> WHAT NEEDS TO BE DONE: Skip any picture you find and retype all the remaining lines exactly.

Collected data entries
----

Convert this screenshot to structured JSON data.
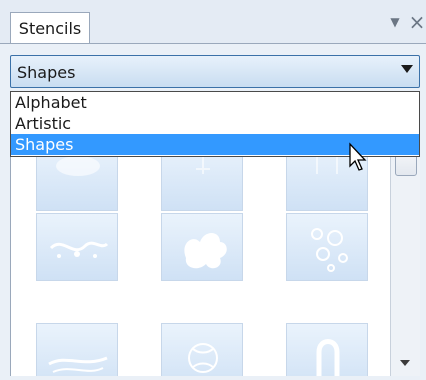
{
  "window": {
    "tab_label": "Stencils",
    "pin_icon": "triangle-down-icon",
    "close_icon": "close-icon"
  },
  "dropdown": {
    "selected_value": "Shapes",
    "options": [
      "Alphabet",
      "Artistic",
      "Shapes"
    ],
    "highlighted_option": "Shapes"
  },
  "stencils": {
    "tiles": [
      {
        "name": "stencil-tile-1"
      },
      {
        "name": "stencil-tile-2"
      },
      {
        "name": "stencil-tile-3"
      },
      {
        "name": "stencil-tile-4"
      },
      {
        "name": "stencil-tile-5"
      },
      {
        "name": "stencil-tile-6"
      },
      {
        "name": "stencil-tile-7"
      },
      {
        "name": "stencil-tile-8"
      },
      {
        "name": "stencil-tile-9"
      }
    ]
  },
  "colors": {
    "selection": "#3399ff",
    "dropdown_border": "#3b71a8"
  }
}
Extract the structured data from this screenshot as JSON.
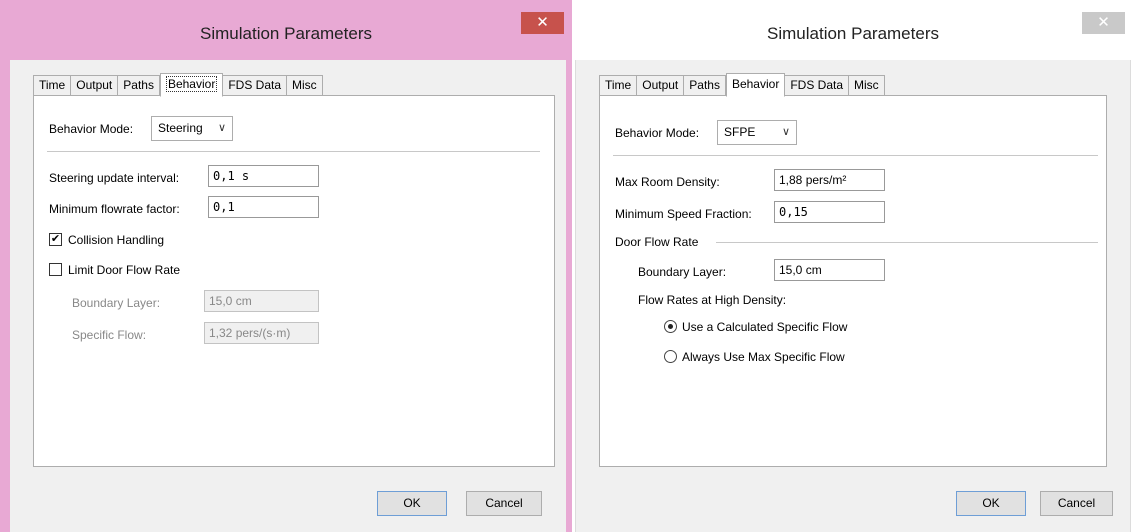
{
  "left_dialog": {
    "title": "Simulation Parameters",
    "close_glyph": "✕",
    "tabs": [
      "Time",
      "Output",
      "Paths",
      "Behavior",
      "FDS Data",
      "Misc"
    ],
    "active_tab": "Behavior",
    "behavior_mode_label": "Behavior Mode:",
    "behavior_mode_value": "Steering",
    "steering_interval_label": "Steering update interval:",
    "steering_interval_value": "0,1 s",
    "min_flowrate_label": "Minimum flowrate factor:",
    "min_flowrate_value": "0,1",
    "collision_label": "Collision Handling",
    "collision_checked": true,
    "limit_door_label": "Limit Door Flow Rate",
    "limit_door_checked": false,
    "boundary_label": "Boundary Layer:",
    "boundary_value": "15,0 cm",
    "specific_flow_label": "Specific Flow:",
    "specific_flow_value": "1,32 pers/(s·m)",
    "ok_label": "OK",
    "cancel_label": "Cancel"
  },
  "right_dialog": {
    "title": "Simulation Parameters",
    "close_glyph": "✕",
    "tabs": [
      "Time",
      "Output",
      "Paths",
      "Behavior",
      "FDS Data",
      "Misc"
    ],
    "active_tab": "Behavior",
    "behavior_mode_label": "Behavior Mode:",
    "behavior_mode_value": "SFPE",
    "max_density_label": "Max Room Density:",
    "max_density_value": "1,88 pers/m²",
    "min_speed_label": "Minimum Speed Fraction:",
    "min_speed_value": "0,15",
    "door_flow_group": "Door Flow Rate",
    "boundary_label": "Boundary Layer:",
    "boundary_value": "15,0 cm",
    "flow_rates_label": "Flow Rates at High Density:",
    "radio_calculated_label": "Use a Calculated Specific Flow",
    "radio_calculated_selected": true,
    "radio_max_label": "Always Use Max Specific Flow",
    "radio_max_selected": false,
    "ok_label": "OK",
    "cancel_label": "Cancel"
  }
}
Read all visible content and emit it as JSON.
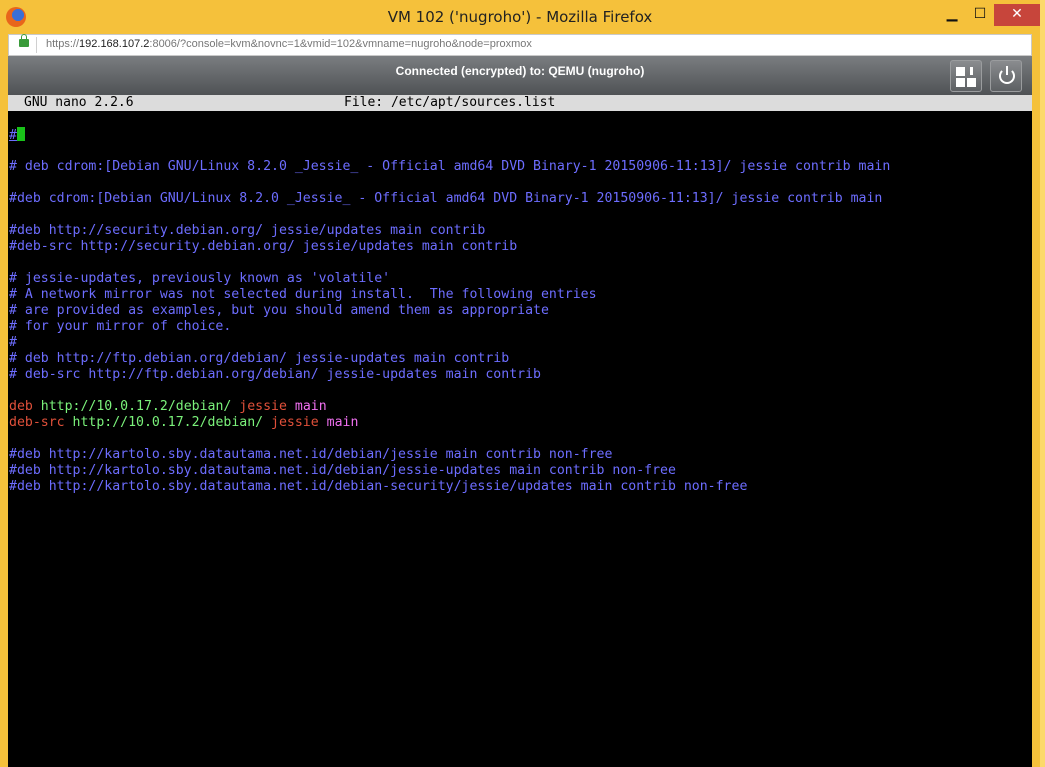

----

> CORRECT OUTPUT:
Convert this screenshot to structured JSON data.
{
  "window": {
    "tab_label": "Stencils",
    "pin_icon": "triangle-down-icon",
    "close_icon": "close-icon"
  },
  "dropdown": {
    "selected_value": "Shapes",
    "options": [
      "Alphabet",
      "Artistic",
      "Shapes"
    ],
    "highlighted_option": "Shapes"
  },
  "stencils": {
    "tiles": [
      {
        "name": "stencil-tile-1"
      },
      {
        "name": "stencil-tile-2"
      },
      {
        "name": "stencil-tile-3"
      },
      {
        "name": "stencil-tile-4"
      },
      {
        "name": "stencil-tile-5"
      },
      {
        "name": "stencil-tile-6"
      },
      {
        "name": "stencil-tile-7"
      },
      {
        "name": "stencil-tile-8"
      },
      {
        "name": "stencil-tile-9"
      }
    ]
  },
  "colors": {
    "selection": "#3399ff",
    "dropdown_border": "#3b71a8"
  }
}
Extract the structured data from this screenshot as JSON.
{
  "left_dialog": {
    "title": "Simulation Parameters",
    "close_glyph": "✕",
    "tabs": [
      "Time",
      "Output",
      "Paths",
      "Behavior",
      "FDS Data",
      "Misc"
    ],
    "active_tab": "Behavior",
    "behavior_mode_label": "Behavior Mode:",
    "behavior_mode_value": "Steering",
    "steering_interval_label": "Steering update interval:",
    "steering_interval_value": "0,1 s",
    "min_flowrate_label": "Minimum flowrate factor:",
    "min_flowrate_value": "0,1",
    "collision_label": "Collision Handling",
    "collision_checked": true,
    "limit_door_label": "Limit Door Flow Rate",
    "limit_door_checked": false,
    "boundary_label": "Boundary Layer:",
    "boundary_value": "15,0 cm",
    "specific_flow_label": "Specific Flow:",
    "specific_flow_value": "1,32 pers/(s·m)",
    "ok_label": "OK",
    "cancel_label": "Cancel"
  },
  "right_dialog": {
    "title": "Simulation Parameters",
    "close_glyph": "✕",
    "tabs": [
      "Time",
      "Output",
      "Paths",
      "Behavior",
      "FDS Data",
      "Misc"
    ],
    "active_tab": "Behavior",
    "behavior_mode_label": "Behavior Mode:",
    "behavior_mode_value": "SFPE",
    "max_density_label": "Max Room Density:",
    "max_density_value": "1,88 pers/m²",
    "min_speed_label": "Minimum Speed Fraction:",
    "min_speed_value": "0,15",
    "door_flow_group": "Door Flow Rate",
    "boundary_label": "Boundary Layer:",
    "boundary_value": "15,0 cm",
    "flow_rates_label": "Flow Rates at High Density:",
    "radio_calculated_label": "Use a Calculated Specific Flow",
    "radio_calculated_selected": true,
    "radio_max_label": "Always Use Max Specific Flow",
    "radio_max_selected": false,
    "ok_label": "OK",
    "cancel_label": "Cancel"
  }
}
Read all visible content and emit it as JSON.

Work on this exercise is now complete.